--- DOCUMENT ---

Hovland, Ingie. 2013. Mission station Christianity: Norwegian missionaries in colonial Natal and Zululand, southern Africa 1850-1890

Hovland, Ingie. 2013. Mission station Christianity: Norwegian missionaries in colonial Natal and Zululand, southern Africa 1850-1890. Leiden and Boston: Brill.

Reviewed by Casey Golomski (University of the Witwatersrand)

In Mission Station Christianity, Ingie Hovland gives religious studies scholars and anthropologists a concise and useful case study of the Norwegian Missionary Society’s (NMS) colonial encounters with Zulu peoples in nineteenth century Southern Africa. The book is part of Brill’s interdisciplinary Studies in Christian Mission series that presents historical, global case studies of transcultural missionary movements. This is her first book.

Mission Station Christianity sits squarely within the anthropology of Christianity, taking cue from Engelke’s (2007) elaboration of the “problem of presence,” or how Christians in different places at different times make God visible and material. Hovland addresses this question by interrogating mission stations as theoretical spaces, namely sites for the production of cultural difference (cf. Gupta and Ferguson 1997) in history that also produce God’s presence in material form. She follows Robbins’ (2007) and Cannell’s (2006) re-readings of the Comaroffs’ Revelation and Revolution (1991, 1997) as a base for the theoretical approach to Christianity and culture. To avoid reducing the former to the latter, Christianity is taken as a polythetic concept where different locally situated versions of religion are made up of unique bundles of themes, expressed per historical and cultural setting. Hovland adopts a stance of methodological agnosticism (McCutcheon 1999) and aims to uphold Christianity as a serious, ever-changing force that implicates itself in histories of mission and colonialism in Southern Africa and elsewhere globally.

Hovland introduces two tensions in the historical and ethnographic record that frame the overall analysis of the relation between mission Christianity and space. One the one hand, missions sought equality between themselves and people they sought to evangelize, but “ended up developing patterns of interactions that facilitated European predominance.” This Hovland later terms a “colonial double vision.” The ideology of equality permeated Norwegian mission work from its early days in southern Africa into the era of apartheid where her own parents were involved, although its non-application in the former historical period and Africans’ exclusion from pastoral roles becomes a motive for analysis.

--- DATA SUPPLIED ---

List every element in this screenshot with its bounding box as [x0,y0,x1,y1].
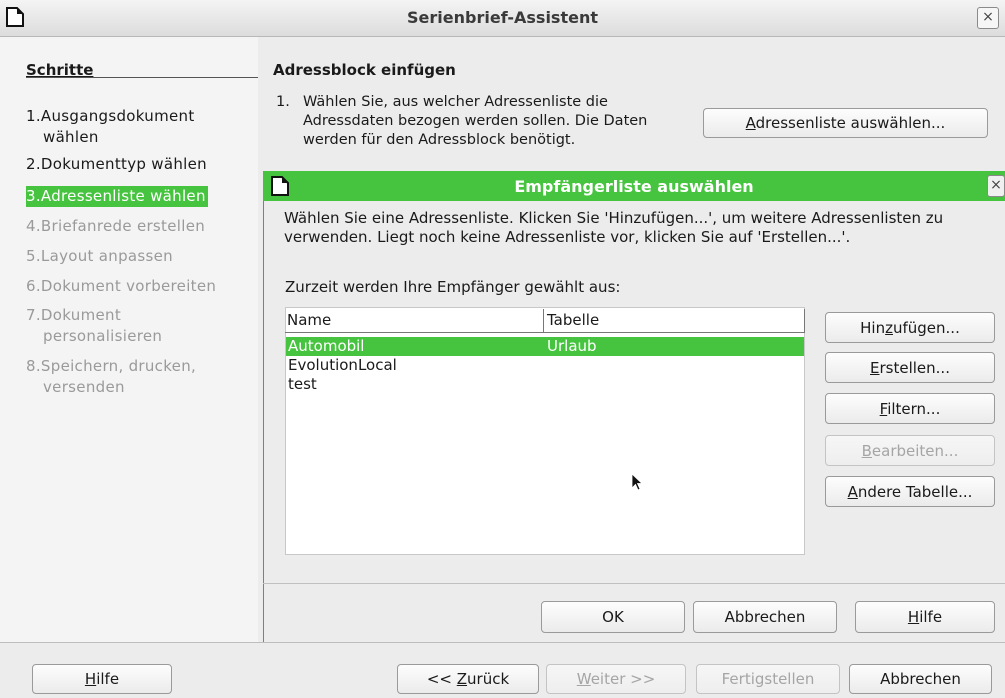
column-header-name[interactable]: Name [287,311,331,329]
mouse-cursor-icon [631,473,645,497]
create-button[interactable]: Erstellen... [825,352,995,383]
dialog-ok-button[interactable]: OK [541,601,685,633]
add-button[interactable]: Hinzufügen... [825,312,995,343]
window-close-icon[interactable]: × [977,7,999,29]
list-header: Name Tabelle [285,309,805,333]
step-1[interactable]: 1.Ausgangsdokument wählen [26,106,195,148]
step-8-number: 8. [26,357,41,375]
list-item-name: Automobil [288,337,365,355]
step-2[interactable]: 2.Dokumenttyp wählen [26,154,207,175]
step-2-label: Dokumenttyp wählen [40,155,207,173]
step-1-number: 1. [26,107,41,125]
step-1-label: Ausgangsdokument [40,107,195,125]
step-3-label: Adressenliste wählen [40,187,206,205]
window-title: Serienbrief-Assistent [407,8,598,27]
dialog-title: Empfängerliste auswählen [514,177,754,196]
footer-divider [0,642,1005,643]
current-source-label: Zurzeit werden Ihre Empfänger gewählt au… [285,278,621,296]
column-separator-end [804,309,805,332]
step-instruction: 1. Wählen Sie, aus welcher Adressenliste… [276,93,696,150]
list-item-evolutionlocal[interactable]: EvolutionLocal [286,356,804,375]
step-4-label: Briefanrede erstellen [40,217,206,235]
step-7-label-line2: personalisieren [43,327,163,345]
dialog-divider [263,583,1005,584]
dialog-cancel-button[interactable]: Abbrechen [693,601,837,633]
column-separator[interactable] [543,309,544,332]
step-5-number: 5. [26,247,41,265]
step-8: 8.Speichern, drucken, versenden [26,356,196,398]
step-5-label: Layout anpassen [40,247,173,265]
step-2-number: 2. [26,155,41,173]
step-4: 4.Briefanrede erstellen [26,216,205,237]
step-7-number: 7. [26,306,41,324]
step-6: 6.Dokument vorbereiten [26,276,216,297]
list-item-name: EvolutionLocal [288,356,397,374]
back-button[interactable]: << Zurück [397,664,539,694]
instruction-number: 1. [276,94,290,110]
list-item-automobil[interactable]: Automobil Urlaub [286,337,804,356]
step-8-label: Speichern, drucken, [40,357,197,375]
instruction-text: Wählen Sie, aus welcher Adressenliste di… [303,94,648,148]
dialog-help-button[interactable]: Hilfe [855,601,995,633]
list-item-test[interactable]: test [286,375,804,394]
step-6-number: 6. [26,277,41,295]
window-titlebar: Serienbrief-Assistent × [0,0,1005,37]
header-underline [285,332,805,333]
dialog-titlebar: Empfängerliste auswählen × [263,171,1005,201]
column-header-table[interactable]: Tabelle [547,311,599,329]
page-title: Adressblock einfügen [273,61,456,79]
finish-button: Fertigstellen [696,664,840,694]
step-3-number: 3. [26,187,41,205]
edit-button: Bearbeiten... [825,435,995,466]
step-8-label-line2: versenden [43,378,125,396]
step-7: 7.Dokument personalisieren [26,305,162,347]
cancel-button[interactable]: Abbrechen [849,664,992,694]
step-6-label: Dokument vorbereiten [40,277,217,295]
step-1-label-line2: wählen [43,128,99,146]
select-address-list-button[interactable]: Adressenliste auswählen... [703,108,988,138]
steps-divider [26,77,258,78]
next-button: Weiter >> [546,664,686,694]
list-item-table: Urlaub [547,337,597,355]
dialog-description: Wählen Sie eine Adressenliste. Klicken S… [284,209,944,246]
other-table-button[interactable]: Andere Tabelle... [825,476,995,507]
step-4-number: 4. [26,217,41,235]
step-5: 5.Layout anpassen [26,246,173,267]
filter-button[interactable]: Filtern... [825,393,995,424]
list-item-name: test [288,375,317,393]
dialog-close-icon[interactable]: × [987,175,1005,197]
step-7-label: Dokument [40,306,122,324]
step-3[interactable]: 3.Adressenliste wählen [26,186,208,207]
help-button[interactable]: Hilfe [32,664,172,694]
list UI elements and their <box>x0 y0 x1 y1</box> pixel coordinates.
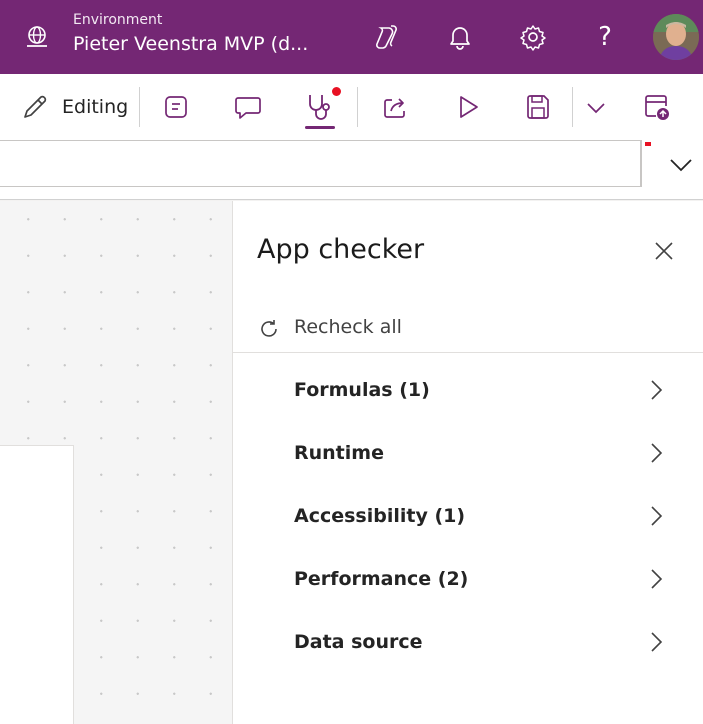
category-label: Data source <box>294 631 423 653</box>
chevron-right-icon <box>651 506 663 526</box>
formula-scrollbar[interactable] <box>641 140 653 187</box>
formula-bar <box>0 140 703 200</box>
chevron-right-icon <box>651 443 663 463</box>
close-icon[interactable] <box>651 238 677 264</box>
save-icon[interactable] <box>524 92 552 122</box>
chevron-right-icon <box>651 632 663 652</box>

---

§ EXERCISE TASKS
1. Answer these questions using the review of Mission Station Christianity:
(a) Who wrote the review, and at which university?
(b) What term does Hovland later use for the missions' pursuit of equality that still facilitated European predominance?
(c) What stance does Hovland adopt, citing McCutcheon (1999)?
2. Carry on the review of Mission Station Christianity from the point where it stops.

§ THE ANSWERS
1.
(a) Casey Golomski, of the University of the Witwatersrand.
(b) A "colonial double vision."
(c) Methodological agnosticism.

2.
The other concept or tension she explores is more spatially based and derives from Houghton’s idea of mission “station strategy” (Simensen et al. 1986), where the majority of activities become firmly rooted in a singular location of the mission station as missionaries make it a more permanent site of residence and work. This strategy contrasts to a travelling or nomadic presence on local landscapes, one for which Hovland notes the Norwegian missions advocated yet did not realize in evangelizing practice with Zulu peoples. For the most part, they stayed put on land-cum-property they appropriated from Zulu peoples.

Overall, dependence on white male missionary authority at the station went hand in hand with dependence on spaces in the colonial Natal-Zululand landscape that became Christian. This spatial dynamic was gendered and racialized and was par for the historical course of missionary evangelism in colonial southern Africa. This landedness—and Christian religion as conceptualized through space broadly—is a critical point of analysis. A running claim is that as Norwegian missionaries stayed and Christianized their new plots, their bodies, actions and ideologies were culturally and theologically reshaped by that same land in the process. This seemingly space-based dynamic is clearly argued and well presented throughout the book.

The primary focus is the mission stations on the borders of British colonial Natal and Dingane territory between the 1850s and 1870s, despite the book title’s reach to 1890. In the 1850s, the Norwegian missionaries under Hans Schreuder’s leadership began to transform station-based spaces as Christian through the construction of rectangular houses and garden plots and their embodied habitation of those spaces through European dress, prayer, and reading activities. Religious discourse in educational lessons and Sunday sermons directed at their few initial visitors, while not drumming up adamant converts, came to make their invisible God more present (Engelke 2007) and realized the space as distinctly white and Christian. The focus on language’s discerning powers further enriches and pushes Hovland’s analyses of mission encounters beyond a theoretical base laid by previous scholarship, showing how actors translate and live out multiple, intersecting sociopolitical and economic forces.

Moving from texts to bodies, the missionaries’ bodies themselves, rather than Africans’ in Hovland’s analysis were likewise spaces for the discernment of and engagement with Christianity. Methodologically, Hovland plumbs the archives for station reports re-published in NMS periodicals, finding two interesting cases where the missionaries wrote anxiously about their material lives: one over the construction of a makeshift sofa as a possible object of over-indulgence, and one over a visiting pregnant Norwegian woman and her husband who came to loggerheads with Schreuder. Hovland locates these anxieties in Christianity’s enduring idea of the body’s “double physicality,” as both a depraved vessel of critique and one ideally suffering in godly, hard work. Taking insight from Stoler’s (2002) reading of Foucauldian surveillance, these reports reflect both missionaries’ own attempts at frugal, immaterial self-control in everyday life and a discursive structure that positioned missionaries in the social landscape vis-a-vis racial, gendered, and class hierarchies.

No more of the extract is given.